Documento:
________________________________________
Tengo este mal habito de prender un cigarro cada vez que voy a escribir. Como si la combustión de alquitrán, y no sé qué más, con tabaco fuera la energía que requiero para que fluya. O eso, sólo un mal hábito.

Como sea, en medio del exilio autoimpuesto en la soledad del cuarto más blanco que he tenido (o he podido percibir/apreciar) entendí que el fondo realmente no existe, o no para mi.

Las cosas empezaron a ponerse mal mucho antes de que siquiera pudiera entender los significados socio-históricos de esto o sus implicaciones en el sistema patriarcal-capitalista. Desde entonces conocí mucho dolor y los instantes de alegría me mantuvieron viva (que seguro son más de los que recuerdo), mantuvieron esa flamita que parecía más bien un foco de serie navideña descolorido y casi por extinguirse.

Con los años, descubrí que por más corto circuito que intentara ponerle a esa serie no más no se apagaba y ¡vaya que lo intenté!

Aprendí que la combinación de alcohol y electricidad no lo fundían, que los humos no lograban convertirse en niebla tan densa que impidiera que su luz mostrara un camino, aunque de pronto sí se parecía a los valles llenos de nubes.

Entonces me metí al abismo.

Busqué en él hasta que mis pulmones parecieron explotar, pero no lo hicieron. Es más, hasta encontré cierto placer en ese breve instante en que el cuerpo exige respirar y la resistencia a hacerlo. Por ese segundo, milésimas, lo que fuera, viví un rato.

Y nadé, nadé profundo buscando al Kraken, pero nunca pude encontrarlo cara a cara (no más me lo bebí, pero esa historia no es tan buena). Busqué ir contra mi naturaleza, mi ser humana, mamífera, sintiente. Me aferré a la posibilidad de dejar de sentir, como bandera que resiste sobre una montaña atravesada por los vientos de la altitud.

En la cima de ese abismo (sí, así de contradictorio), el movimiento inercial no me jaló. Contra las leyes de la física me expulsó en medio de la convulsión en la tierra. 

Regresé a donde había iniciado el viaje y aún después de conocer la verdadera oscuridad, con peces tan extraños que parecían monstruos y movimientos míos de tal convulsión que parecieron abominaciones, descubrí que la lucecita de la serie navideña se había convertido en una flama de vela. De una velita chiquita, de esas de colores que vienen en paquetes para las posadas.

No tenía sentido.

Busqué por los medios posibles irme al lugar más siniestro en la tierra, a la densidad del abismo, y no logré apagar esta llama.

Entonces reconocí que esas convulsiones de movimiento y esa fuerte inhalación, precedida por la desesperación, eran lo que mantuvieron con vida la luz. No me di cuenta, pero buscar el abismo me llevó a preservar la vida. Sin ese dolor autoimpuesto, ya sufrimiento, no podría haber encontrado que lo que buscaba era mi fuego.

Me lancé al abismo para apagar mi luz y tan cerca del magma me encendí.

Tuve suerte.
________________________________________
Datos sin procesar:
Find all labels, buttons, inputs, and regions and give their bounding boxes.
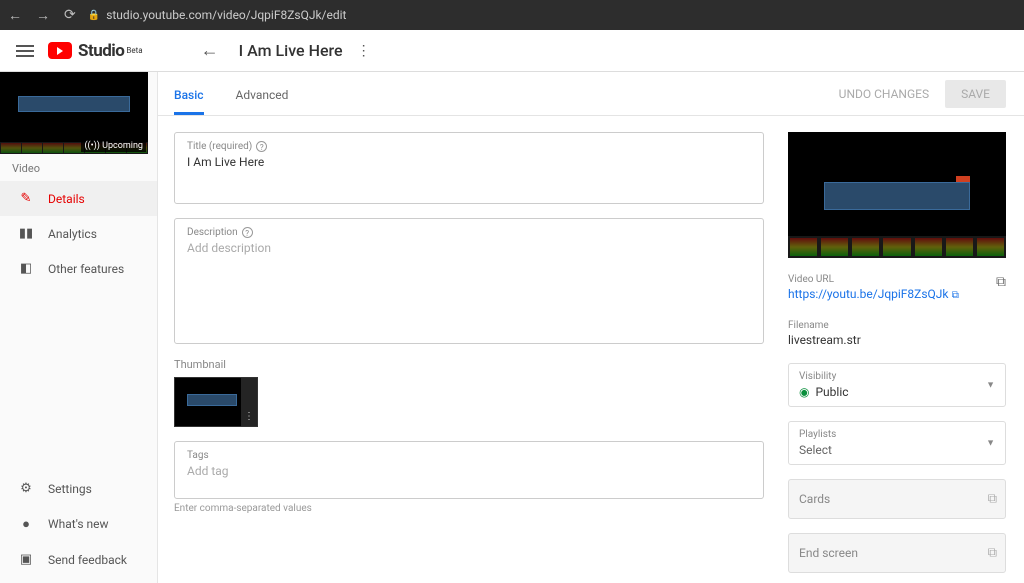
title-label: Title (required) [187, 141, 252, 152]
title-field[interactable]: Title (required) ? I Am Live Here [174, 132, 764, 204]
upcoming-badge: ((•)) Upcoming [81, 140, 146, 152]
visibility-label: Visibility [799, 371, 995, 382]
sidebar-item-send-feedback[interactable]: ▣ Send feedback [0, 542, 157, 577]
pencil-icon: ✎ [18, 191, 34, 206]
feedback-icon: ▣ [18, 552, 34, 567]
playlists-selector[interactable]: Playlists Select ▼ [788, 421, 1006, 465]
open-external-icon: ⧉ [988, 492, 997, 507]
sidebar-item-other-features[interactable]: ◧ Other features [0, 251, 157, 286]
info-icon: ● [18, 516, 34, 532]
sidebar-item-label: Settings [48, 482, 92, 496]
sidebar: ((•)) Upcoming Video ✎ Details ▮▮ Analyt… [0, 72, 158, 583]
youtube-play-icon [48, 42, 72, 59]
cards-button[interactable]: Cards ⧉ [788, 479, 1006, 519]
thumbnail-options-icon[interactable]: ⋮ [241, 378, 257, 426]
visibility-public-icon: ◉ [799, 385, 809, 399]
playlists-value: Select [799, 443, 995, 457]
browser-reload-icon[interactable]: ⟳ [64, 7, 76, 24]
help-icon[interactable]: ? [256, 141, 267, 152]
address-bar[interactable]: 🔒 studio.youtube.com/video/JqpiF8ZsQJk/e… [88, 8, 347, 22]
end-screen-button[interactable]: End screen ⧉ [788, 533, 1006, 573]
tags-field[interactable]: Tags Add tag [174, 441, 764, 499]
copy-url-icon[interactable]: ⧉ [996, 274, 1006, 290]
sidebar-item-label: Analytics [48, 227, 97, 241]
sidebar-section-label: Video [0, 154, 157, 181]
video-url-link[interactable]: https://youtu.be/JqpiF8ZsQJk [788, 287, 949, 301]
sidebar-item-analytics[interactable]: ▮▮ Analytics [0, 216, 157, 251]
chevron-down-icon: ▼ [986, 438, 995, 449]
tab-basic[interactable]: Basic [174, 74, 204, 114]
hamburger-icon[interactable] [16, 45, 34, 57]
tags-hint: Enter comma-separated values [174, 503, 764, 514]
save-button[interactable]: SAVE [945, 80, 1006, 108]
youtube-studio-logo[interactable]: StudioBeta [48, 41, 143, 61]
features-icon: ◧ [18, 261, 34, 276]
filename-label: Filename [788, 320, 1006, 331]
open-external-icon: ⧉ [988, 546, 997, 561]
app-header: StudioBeta ← I Am Live Here ⋮ [0, 30, 1024, 72]
end-screen-label: End screen [799, 546, 995, 560]
tags-label: Tags [187, 450, 209, 461]
sidebar-item-label: Other features [48, 262, 124, 276]
more-options-icon[interactable]: ⋮ [357, 43, 371, 59]
visibility-value: Public [815, 385, 848, 399]
gear-icon: ⚙ [18, 481, 34, 496]
lock-icon: 🔒 [88, 10, 100, 21]
open-external-icon[interactable]: ⧉ [952, 290, 959, 301]
title-input[interactable]: I Am Live Here [187, 155, 751, 169]
page-title: I Am Live Here [239, 41, 343, 60]
video-thumbnail[interactable]: ((•)) Upcoming [0, 72, 148, 154]
cards-label: Cards [799, 492, 995, 506]
video-preview[interactable] [788, 132, 1006, 258]
tab-advanced[interactable]: Advanced [236, 74, 289, 114]
browser-back-icon[interactable]: ← [8, 7, 22, 24]
video-url-label: Video URL [788, 274, 988, 285]
chevron-down-icon: ▼ [986, 380, 995, 391]
toolbar: Basic Advanced UNDO CHANGES SAVE [158, 72, 1024, 116]
back-arrow-icon[interactable]: ← [201, 40, 219, 61]
sidebar-item-whats-new[interactable]: ● What's new [0, 506, 157, 542]
url-text: studio.youtube.com/video/JqpiF8ZsQJk/edi… [106, 8, 346, 22]
filename-value: livestream.str [788, 333, 1006, 347]
thumbnail-preview[interactable]: ⋮ [174, 377, 258, 427]
undo-changes-button[interactable]: UNDO CHANGES [839, 87, 929, 101]
sidebar-item-label: Send feedback [48, 553, 127, 567]
browser-forward-icon[interactable]: → [36, 7, 50, 24]
thumbnail-label: Thumbnail [174, 358, 764, 371]
help-icon[interactable]: ? [242, 227, 253, 238]
sidebar-item-label: What's new [48, 517, 109, 531]
sidebar-item-settings[interactable]: ⚙ Settings [0, 471, 157, 506]
playlists-label: Playlists [799, 429, 995, 440]
visibility-selector[interactable]: Visibility ◉ Public ▼ [788, 363, 1006, 407]
description-label: Description [187, 227, 238, 238]
sidebar-item-details[interactable]: ✎ Details [0, 181, 157, 216]
tags-input[interactable]: Add tag [187, 464, 751, 478]
description-input[interactable]: Add description [187, 241, 751, 255]
sidebar-item-label: Details [48, 192, 85, 206]
analytics-icon: ▮▮ [18, 226, 34, 241]
description-field[interactable]: Description ? Add description [174, 218, 764, 344]
browser-bar: ← → ⟳ 🔒 studio.youtube.com/video/JqpiF8Z… [0, 0, 1024, 30]
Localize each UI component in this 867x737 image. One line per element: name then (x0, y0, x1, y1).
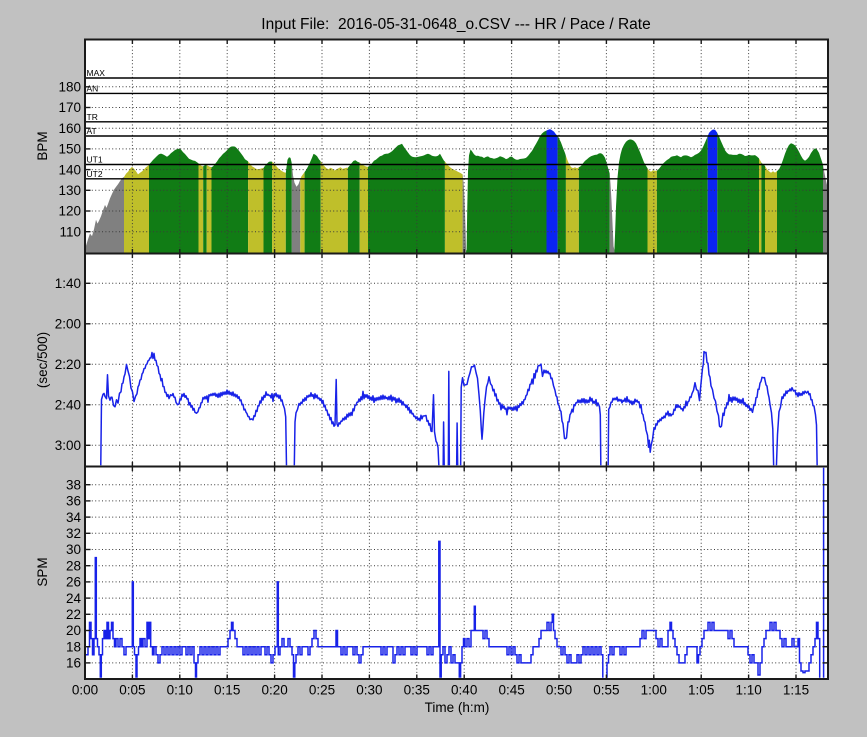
svg-text:0:00: 0:00 (72, 683, 98, 698)
svg-text:26: 26 (66, 575, 81, 590)
svg-text:150: 150 (58, 142, 81, 157)
svg-text:120: 120 (58, 204, 81, 219)
svg-text:0:55: 0:55 (593, 683, 619, 698)
svg-text:16: 16 (66, 656, 81, 671)
svg-text:0:30: 0:30 (356, 683, 382, 698)
svg-text:22: 22 (66, 607, 81, 622)
svg-text:36: 36 (66, 494, 81, 509)
svg-text:BPM: BPM (35, 131, 50, 160)
svg-text:0:05: 0:05 (119, 683, 145, 698)
svg-text:0:50: 0:50 (546, 683, 572, 698)
svg-text:Input File: 2016-05-31-0648_o: Input File: 2016-05-31-0648_o.CSV --- HR… (261, 16, 650, 33)
svg-text:140: 140 (58, 162, 81, 177)
svg-text:38: 38 (66, 477, 81, 492)
svg-text:MAX: MAX (87, 68, 106, 78)
svg-text:0:20: 0:20 (261, 683, 287, 698)
svg-text:0:35: 0:35 (404, 683, 430, 698)
svg-text:(sec/500): (sec/500) (35, 332, 50, 388)
svg-text:2:20: 2:20 (55, 357, 81, 372)
svg-text:30: 30 (66, 542, 81, 557)
svg-text:130: 130 (58, 183, 81, 198)
svg-text:1:00: 1:00 (641, 683, 667, 698)
svg-text:3:00: 3:00 (55, 438, 81, 453)
svg-text:1:40: 1:40 (55, 276, 81, 291)
svg-text:34: 34 (66, 510, 82, 525)
svg-text:24: 24 (66, 591, 82, 606)
svg-text:TR: TR (87, 112, 98, 122)
svg-text:32: 32 (66, 526, 81, 541)
svg-text:0:15: 0:15 (214, 683, 240, 698)
svg-text:2:00: 2:00 (55, 317, 81, 332)
svg-text:0:10: 0:10 (167, 683, 193, 698)
svg-text:170: 170 (58, 100, 81, 115)
svg-text:28: 28 (66, 558, 81, 573)
svg-text:0:45: 0:45 (498, 683, 524, 698)
svg-text:1:15: 1:15 (783, 683, 809, 698)
svg-text:SPM: SPM (35, 557, 50, 586)
svg-text:160: 160 (58, 121, 81, 136)
svg-text:0:25: 0:25 (309, 683, 335, 698)
svg-text:0:40: 0:40 (451, 683, 477, 698)
svg-text:UT2: UT2 (87, 169, 103, 179)
svg-text:20: 20 (66, 623, 81, 638)
svg-text:110: 110 (59, 224, 81, 239)
svg-text:2:40: 2:40 (55, 398, 81, 413)
svg-text:180: 180 (58, 80, 81, 95)
svg-text:Time (h:m): Time (h:m) (425, 700, 490, 715)
svg-text:UT1: UT1 (87, 155, 103, 165)
svg-text:1:10: 1:10 (735, 683, 761, 698)
svg-text:18: 18 (66, 639, 81, 654)
svg-text:AN: AN (87, 84, 99, 94)
svg-text:1:05: 1:05 (688, 683, 714, 698)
________________________________________
Tarea escrita A: Copia del documento el fragmento que empieza en "Con los años, descubrí" y termina en "llenos de nubes.", y cambia "electricidad" por "corriente".
Tarea escrita B:
Responde estas preguntas sobre el documento:
(i) ¿Qué hace quien narra cada vez que va a escribir?
(ii) ¿A quién buscaba al nadar profundo?
(iii) ¿En qué se había convertido la lucecita de la serie navideña al regresar?
Los datos son un material aparte del documento.

Resultado correcto A:
Con los años, descubrí que por más corto circuito que intentara ponerle a esa serie no más no se apagaba y ¡vaya que lo intenté!

Aprendí que la combinación de alcohol y corriente no lo fundían, que los humos no lograban convertirse en niebla tan densa que impidiera que su luz mostrara un camino, aunque de pronto sí se parecía a los valles llenos de nubes.

Resultado correcto B:
(i) Prende un cigarro.
(ii) Al Kraken.
(iii) En una flama de vela, de una velita chiquita de colores como las que vienen en paquetes para las posadas.